§ Extracted records
-=-=-
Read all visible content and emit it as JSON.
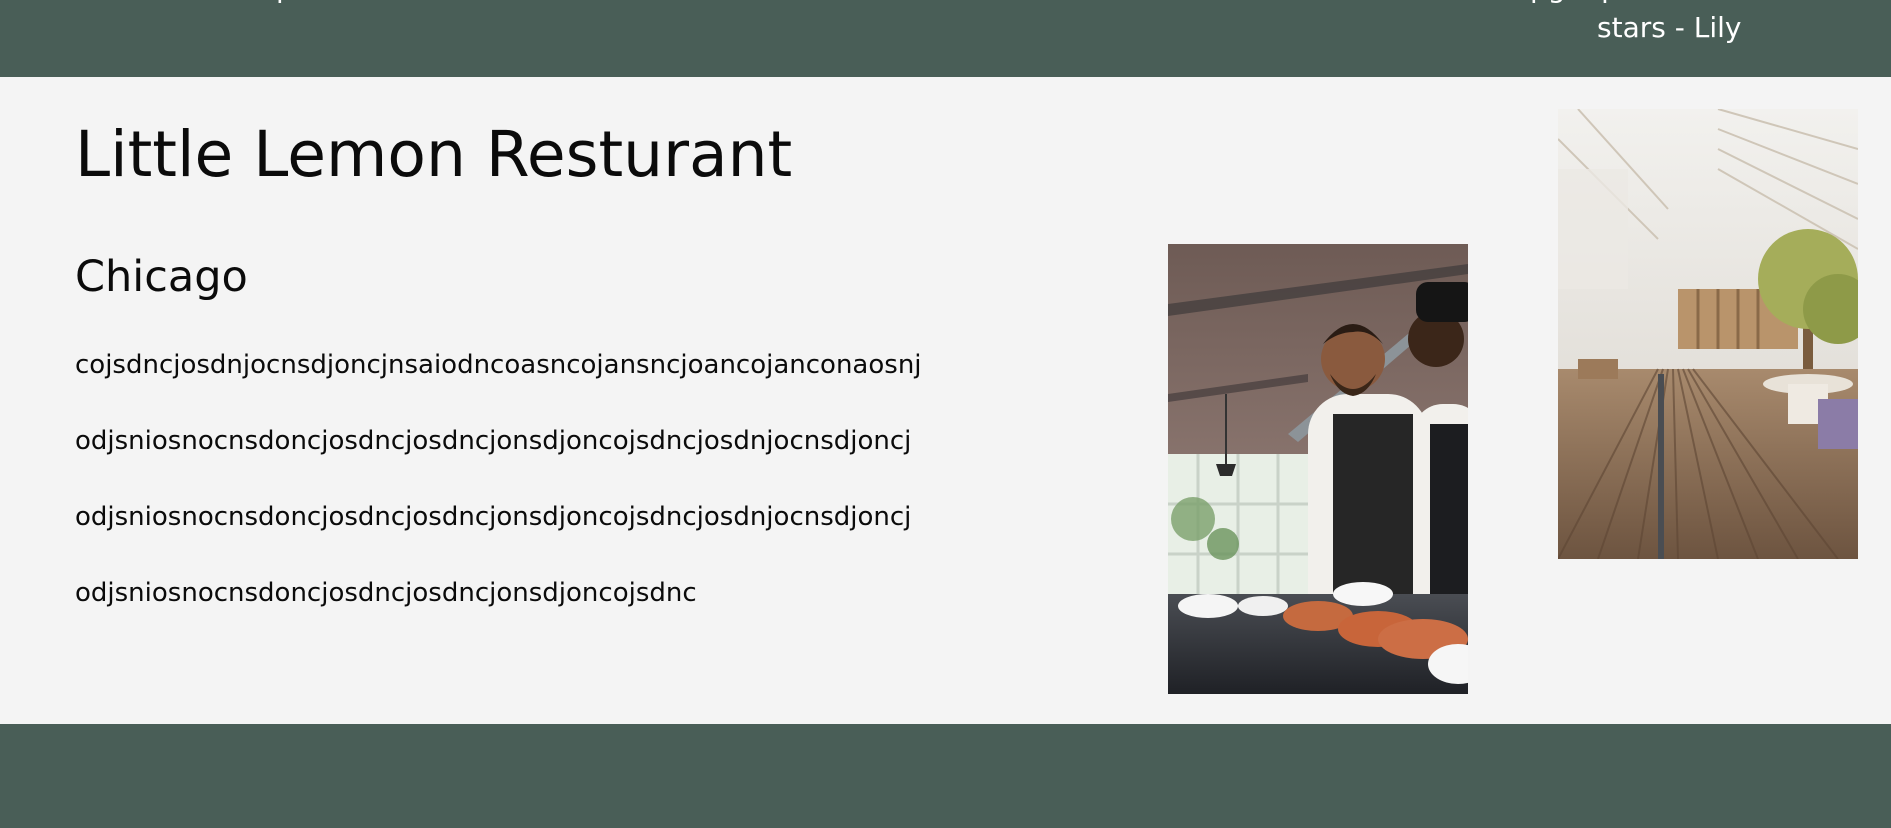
{
  "testimonials": {
    "left_snippet": "p",
    "right_snippet": "pg d p",
    "right_author_line": "stars - Lily"
  },
  "main": {
    "title": "Little Lemon Resturant",
    "subtitle": "Chicago",
    "paragraphs": [
      "cojsdncjosdnjocnsdjoncjnsaiodncoasncojansncjoancojanconaosnj",
      "odjsniosnocnsdoncjosdncjosdncjonsdjoncojsdncjosdnjocnsdjoncj",
      "odjsniosnocnsdoncjosdncjosdncjonsdjoncojsdncjosdnjocnsdjoncj",
      "odjsniosnocnsdoncjosdncjosdncjonsdjoncojsdnc"
    ]
  },
  "images": {
    "chefs": "restaurant-chefs-photo",
    "interior": "restaurant-interior-photo"
  },
  "colors": {
    "band": "#495e57",
    "background": "#f4f4f4",
    "text": "#0b0b0b"
  }
}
-=-=-
§ PROBLEM TO SOLVE
Reproduce every line above as written, skipping pictures.

§ EXERCISE RESPONSE
Read all visible content and emit it as JSON.
{
  "testimonials": {
    "left_snippet": "p",
    "right_snippet": "pg d p",
    "right_author_line": "stars - Lily"
  },
  "main": {
    "title": "Little Lemon Resturant",
    "subtitle": "Chicago",
    "paragraphs": [
      "cojsdncjosdnjocnsdjoncjnsaiodncoasncojansncjoancojanconaosnj",
      "odjsniosnocnsdoncjosdncjosdncjonsdjoncojsdncjosdnjocnsdjoncj",
      "odjsniosnocnsdoncjosdncjosdncjonsdjoncojsdncjosdnjocnsdjoncj",
      "odjsniosnocnsdoncjosdncjosdncjonsdjoncojsdnc"
    ]
  },
  "images": {
    "chefs": "restaurant-chefs-photo",
    "interior": "restaurant-interior-photo"
  },
  "colors": {
    "band": "#495e57",
    "background": "#f4f4f4",
    "text": "#0b0b0b"
  }
}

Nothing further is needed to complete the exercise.